▶ _Exercise_:
Go through the material below and copy all lines with "from".
═══ Stored data
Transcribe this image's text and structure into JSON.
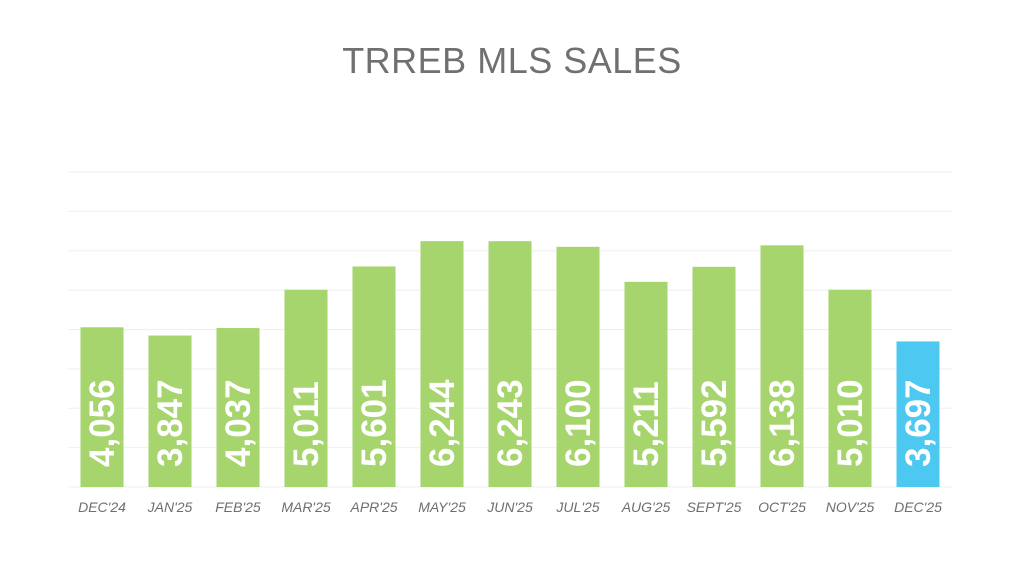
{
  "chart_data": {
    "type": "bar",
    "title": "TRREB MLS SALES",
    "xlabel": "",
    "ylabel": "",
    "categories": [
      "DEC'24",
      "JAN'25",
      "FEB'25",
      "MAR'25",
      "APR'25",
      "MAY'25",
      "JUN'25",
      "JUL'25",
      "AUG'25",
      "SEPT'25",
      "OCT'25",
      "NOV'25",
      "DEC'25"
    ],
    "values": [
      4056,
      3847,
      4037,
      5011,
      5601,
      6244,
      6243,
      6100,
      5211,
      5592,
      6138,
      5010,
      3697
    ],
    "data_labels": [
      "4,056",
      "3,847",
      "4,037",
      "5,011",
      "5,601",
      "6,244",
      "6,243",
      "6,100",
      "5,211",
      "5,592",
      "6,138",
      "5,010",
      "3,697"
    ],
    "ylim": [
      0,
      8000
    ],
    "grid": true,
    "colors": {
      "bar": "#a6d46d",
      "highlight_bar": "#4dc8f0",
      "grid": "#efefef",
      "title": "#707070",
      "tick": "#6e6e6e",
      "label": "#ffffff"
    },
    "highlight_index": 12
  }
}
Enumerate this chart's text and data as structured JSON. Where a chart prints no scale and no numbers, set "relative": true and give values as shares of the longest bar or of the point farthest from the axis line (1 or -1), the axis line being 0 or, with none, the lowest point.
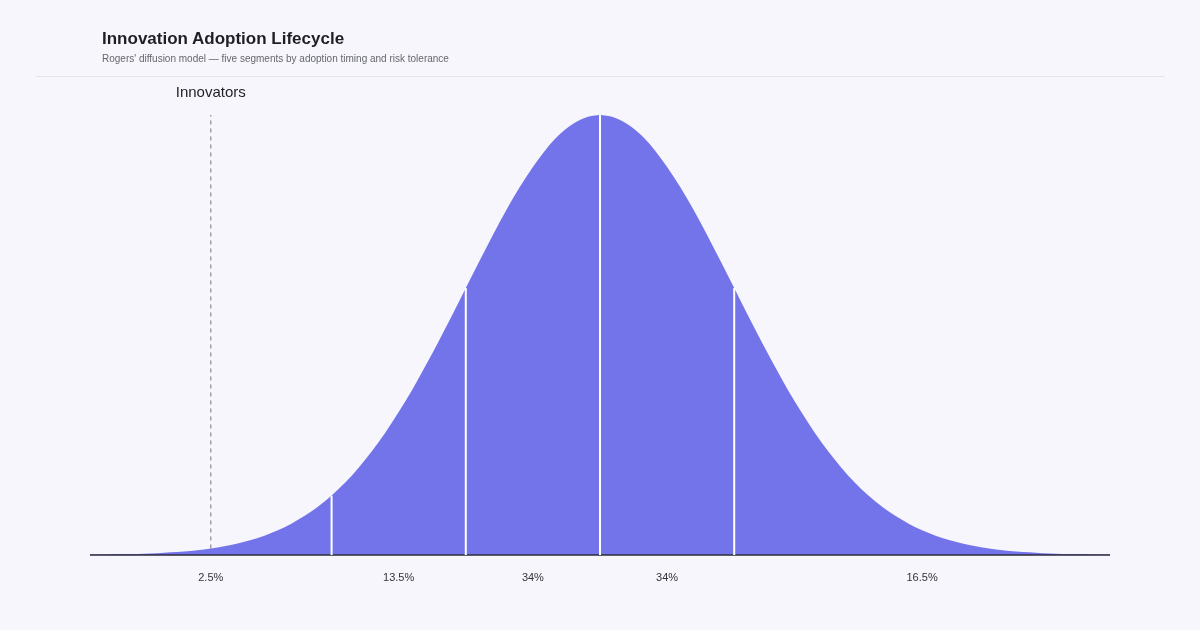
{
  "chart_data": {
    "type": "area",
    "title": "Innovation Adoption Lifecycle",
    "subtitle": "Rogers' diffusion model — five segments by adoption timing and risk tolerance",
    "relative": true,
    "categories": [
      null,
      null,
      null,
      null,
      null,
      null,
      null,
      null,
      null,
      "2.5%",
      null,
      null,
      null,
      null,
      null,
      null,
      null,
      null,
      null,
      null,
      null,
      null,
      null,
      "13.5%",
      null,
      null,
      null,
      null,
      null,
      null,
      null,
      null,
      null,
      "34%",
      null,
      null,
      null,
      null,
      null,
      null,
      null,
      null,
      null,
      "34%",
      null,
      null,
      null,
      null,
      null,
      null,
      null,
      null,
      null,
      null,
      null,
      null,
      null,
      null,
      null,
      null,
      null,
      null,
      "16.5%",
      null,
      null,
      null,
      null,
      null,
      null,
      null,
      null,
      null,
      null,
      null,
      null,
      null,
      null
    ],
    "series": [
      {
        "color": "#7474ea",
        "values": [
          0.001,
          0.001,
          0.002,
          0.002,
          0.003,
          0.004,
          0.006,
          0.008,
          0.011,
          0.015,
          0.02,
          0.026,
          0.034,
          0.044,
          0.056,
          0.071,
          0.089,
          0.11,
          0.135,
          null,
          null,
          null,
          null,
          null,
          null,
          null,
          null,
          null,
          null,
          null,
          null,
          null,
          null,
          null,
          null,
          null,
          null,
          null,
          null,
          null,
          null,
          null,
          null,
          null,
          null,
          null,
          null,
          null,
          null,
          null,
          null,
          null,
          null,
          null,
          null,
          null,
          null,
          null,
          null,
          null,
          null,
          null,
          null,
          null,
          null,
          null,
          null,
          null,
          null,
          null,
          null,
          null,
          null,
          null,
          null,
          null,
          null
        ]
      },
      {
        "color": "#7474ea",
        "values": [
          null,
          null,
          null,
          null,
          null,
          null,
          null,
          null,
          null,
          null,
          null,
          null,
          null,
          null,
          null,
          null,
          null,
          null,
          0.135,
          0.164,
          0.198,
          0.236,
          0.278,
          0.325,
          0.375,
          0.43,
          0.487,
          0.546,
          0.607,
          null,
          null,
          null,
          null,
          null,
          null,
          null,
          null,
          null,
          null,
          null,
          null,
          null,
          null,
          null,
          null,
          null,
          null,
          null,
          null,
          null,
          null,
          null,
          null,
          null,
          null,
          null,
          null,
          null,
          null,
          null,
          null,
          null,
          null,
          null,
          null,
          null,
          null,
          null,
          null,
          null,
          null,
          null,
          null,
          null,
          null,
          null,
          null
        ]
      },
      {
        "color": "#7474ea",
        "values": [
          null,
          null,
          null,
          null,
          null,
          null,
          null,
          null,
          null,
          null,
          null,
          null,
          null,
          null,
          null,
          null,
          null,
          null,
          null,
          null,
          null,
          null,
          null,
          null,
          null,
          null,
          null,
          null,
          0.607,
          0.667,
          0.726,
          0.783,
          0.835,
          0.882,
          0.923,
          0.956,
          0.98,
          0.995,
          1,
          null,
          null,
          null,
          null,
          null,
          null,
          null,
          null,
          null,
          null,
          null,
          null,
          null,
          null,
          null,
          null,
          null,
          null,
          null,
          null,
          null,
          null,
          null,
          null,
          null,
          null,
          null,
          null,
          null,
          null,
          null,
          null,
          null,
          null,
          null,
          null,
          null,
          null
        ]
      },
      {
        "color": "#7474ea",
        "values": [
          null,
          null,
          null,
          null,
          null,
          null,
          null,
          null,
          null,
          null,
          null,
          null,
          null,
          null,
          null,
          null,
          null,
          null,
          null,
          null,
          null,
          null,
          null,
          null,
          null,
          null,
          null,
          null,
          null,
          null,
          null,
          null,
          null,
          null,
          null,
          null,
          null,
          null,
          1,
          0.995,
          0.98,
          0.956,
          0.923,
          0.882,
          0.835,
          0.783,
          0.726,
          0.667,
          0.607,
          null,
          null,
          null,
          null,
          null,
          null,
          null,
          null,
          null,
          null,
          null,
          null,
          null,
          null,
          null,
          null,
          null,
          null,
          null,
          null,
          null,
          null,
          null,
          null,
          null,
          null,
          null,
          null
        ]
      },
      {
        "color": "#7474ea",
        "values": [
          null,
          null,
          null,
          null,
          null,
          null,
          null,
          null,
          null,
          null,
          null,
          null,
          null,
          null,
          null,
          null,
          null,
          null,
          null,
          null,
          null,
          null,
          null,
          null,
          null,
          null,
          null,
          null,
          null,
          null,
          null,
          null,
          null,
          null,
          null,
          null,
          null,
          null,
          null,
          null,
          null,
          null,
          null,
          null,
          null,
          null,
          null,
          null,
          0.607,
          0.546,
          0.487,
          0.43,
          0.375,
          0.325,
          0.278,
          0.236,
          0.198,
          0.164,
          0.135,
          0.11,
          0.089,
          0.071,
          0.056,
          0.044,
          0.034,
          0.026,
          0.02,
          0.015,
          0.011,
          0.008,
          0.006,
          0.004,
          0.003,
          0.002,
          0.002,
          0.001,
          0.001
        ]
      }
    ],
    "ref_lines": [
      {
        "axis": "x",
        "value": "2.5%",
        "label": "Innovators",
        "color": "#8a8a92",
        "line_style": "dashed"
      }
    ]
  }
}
══════
═══ Stored data
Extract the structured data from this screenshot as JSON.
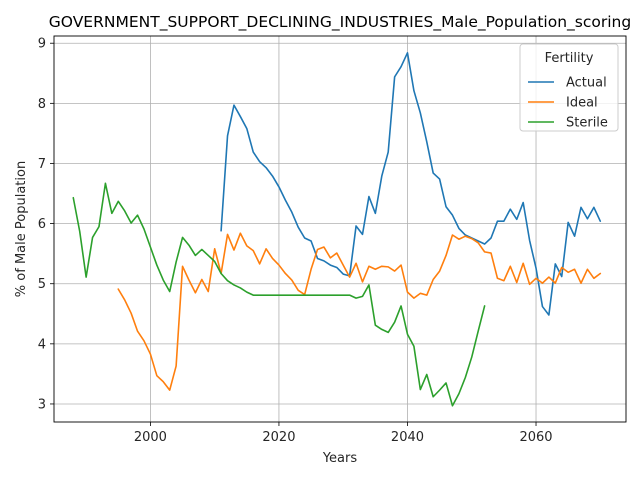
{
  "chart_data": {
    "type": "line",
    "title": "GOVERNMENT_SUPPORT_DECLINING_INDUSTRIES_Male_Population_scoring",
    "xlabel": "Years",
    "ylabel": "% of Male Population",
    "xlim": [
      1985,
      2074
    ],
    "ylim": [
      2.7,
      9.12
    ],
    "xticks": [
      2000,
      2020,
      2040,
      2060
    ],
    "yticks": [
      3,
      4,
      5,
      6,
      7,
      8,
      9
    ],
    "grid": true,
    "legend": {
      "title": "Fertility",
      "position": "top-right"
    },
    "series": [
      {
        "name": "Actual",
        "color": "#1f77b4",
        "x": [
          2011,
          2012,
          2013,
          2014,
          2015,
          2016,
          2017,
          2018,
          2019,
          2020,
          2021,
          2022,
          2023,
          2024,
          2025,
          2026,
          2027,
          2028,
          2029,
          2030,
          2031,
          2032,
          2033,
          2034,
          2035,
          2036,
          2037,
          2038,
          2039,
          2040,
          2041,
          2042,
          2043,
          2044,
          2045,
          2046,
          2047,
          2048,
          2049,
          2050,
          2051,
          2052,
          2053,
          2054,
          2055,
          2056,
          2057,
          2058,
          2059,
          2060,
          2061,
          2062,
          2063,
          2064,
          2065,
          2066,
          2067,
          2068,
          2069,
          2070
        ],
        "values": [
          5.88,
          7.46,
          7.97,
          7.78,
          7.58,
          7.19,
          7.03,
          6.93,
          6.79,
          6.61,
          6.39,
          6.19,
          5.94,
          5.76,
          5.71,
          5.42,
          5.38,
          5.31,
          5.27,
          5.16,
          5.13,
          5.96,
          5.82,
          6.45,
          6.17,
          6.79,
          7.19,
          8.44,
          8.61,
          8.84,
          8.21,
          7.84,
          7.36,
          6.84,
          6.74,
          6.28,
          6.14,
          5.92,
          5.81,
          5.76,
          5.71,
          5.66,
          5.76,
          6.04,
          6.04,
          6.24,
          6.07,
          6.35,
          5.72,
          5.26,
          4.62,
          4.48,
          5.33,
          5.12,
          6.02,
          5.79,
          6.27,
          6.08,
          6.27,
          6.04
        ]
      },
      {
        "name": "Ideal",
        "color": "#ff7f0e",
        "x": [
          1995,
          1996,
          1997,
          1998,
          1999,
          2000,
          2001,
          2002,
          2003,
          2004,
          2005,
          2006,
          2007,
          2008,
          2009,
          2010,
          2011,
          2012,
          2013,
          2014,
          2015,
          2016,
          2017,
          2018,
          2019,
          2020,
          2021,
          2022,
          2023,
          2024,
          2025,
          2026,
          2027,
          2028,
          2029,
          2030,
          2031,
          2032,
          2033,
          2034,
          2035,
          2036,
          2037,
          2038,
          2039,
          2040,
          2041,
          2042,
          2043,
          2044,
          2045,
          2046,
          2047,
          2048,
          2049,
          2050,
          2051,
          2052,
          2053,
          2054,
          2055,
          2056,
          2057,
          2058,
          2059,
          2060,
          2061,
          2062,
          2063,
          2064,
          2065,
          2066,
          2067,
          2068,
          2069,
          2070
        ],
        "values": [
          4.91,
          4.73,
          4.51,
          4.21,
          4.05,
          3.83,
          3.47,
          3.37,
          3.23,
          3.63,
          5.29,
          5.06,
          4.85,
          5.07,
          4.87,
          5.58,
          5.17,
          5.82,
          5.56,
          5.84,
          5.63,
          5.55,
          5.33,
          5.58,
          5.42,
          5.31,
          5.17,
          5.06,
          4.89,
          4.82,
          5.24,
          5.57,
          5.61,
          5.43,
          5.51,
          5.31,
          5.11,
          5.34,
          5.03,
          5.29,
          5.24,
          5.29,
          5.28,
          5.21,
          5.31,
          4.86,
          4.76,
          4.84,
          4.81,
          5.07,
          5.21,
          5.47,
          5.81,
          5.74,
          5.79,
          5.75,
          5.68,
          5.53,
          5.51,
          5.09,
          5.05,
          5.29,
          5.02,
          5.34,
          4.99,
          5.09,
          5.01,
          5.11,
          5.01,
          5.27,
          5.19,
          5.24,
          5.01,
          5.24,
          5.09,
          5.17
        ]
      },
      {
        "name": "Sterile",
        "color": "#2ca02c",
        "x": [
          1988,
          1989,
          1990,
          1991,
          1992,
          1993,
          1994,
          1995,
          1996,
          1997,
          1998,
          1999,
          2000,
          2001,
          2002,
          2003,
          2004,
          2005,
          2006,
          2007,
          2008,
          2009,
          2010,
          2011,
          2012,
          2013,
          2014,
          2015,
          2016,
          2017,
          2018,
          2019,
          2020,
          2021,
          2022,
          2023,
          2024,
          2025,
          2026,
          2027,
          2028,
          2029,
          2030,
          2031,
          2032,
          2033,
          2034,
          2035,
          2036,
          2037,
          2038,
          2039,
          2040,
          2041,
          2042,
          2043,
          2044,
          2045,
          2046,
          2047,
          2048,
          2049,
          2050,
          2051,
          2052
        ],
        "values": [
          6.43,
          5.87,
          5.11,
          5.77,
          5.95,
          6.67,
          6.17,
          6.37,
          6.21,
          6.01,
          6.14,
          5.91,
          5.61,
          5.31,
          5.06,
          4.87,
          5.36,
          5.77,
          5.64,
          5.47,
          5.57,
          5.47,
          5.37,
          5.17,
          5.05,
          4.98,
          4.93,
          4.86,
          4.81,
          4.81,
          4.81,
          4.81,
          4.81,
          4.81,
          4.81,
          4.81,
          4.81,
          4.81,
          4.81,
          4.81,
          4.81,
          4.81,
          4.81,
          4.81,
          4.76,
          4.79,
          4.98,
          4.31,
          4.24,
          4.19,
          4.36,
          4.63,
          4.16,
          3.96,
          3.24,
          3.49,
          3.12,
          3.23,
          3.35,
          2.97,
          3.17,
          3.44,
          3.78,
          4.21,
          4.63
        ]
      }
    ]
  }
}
══════
▶ _Answer to this task_:
Enumerate this chart's text and data as structured JSON. Where a chart prints no scale and no numbers, set "relative": true and give values as shares of the longest bar or of the point farthest from the axis line (1 or -1), the axis line being 0 or, with none, the lowest point.
Extract the structured data from this screenshot as JSON.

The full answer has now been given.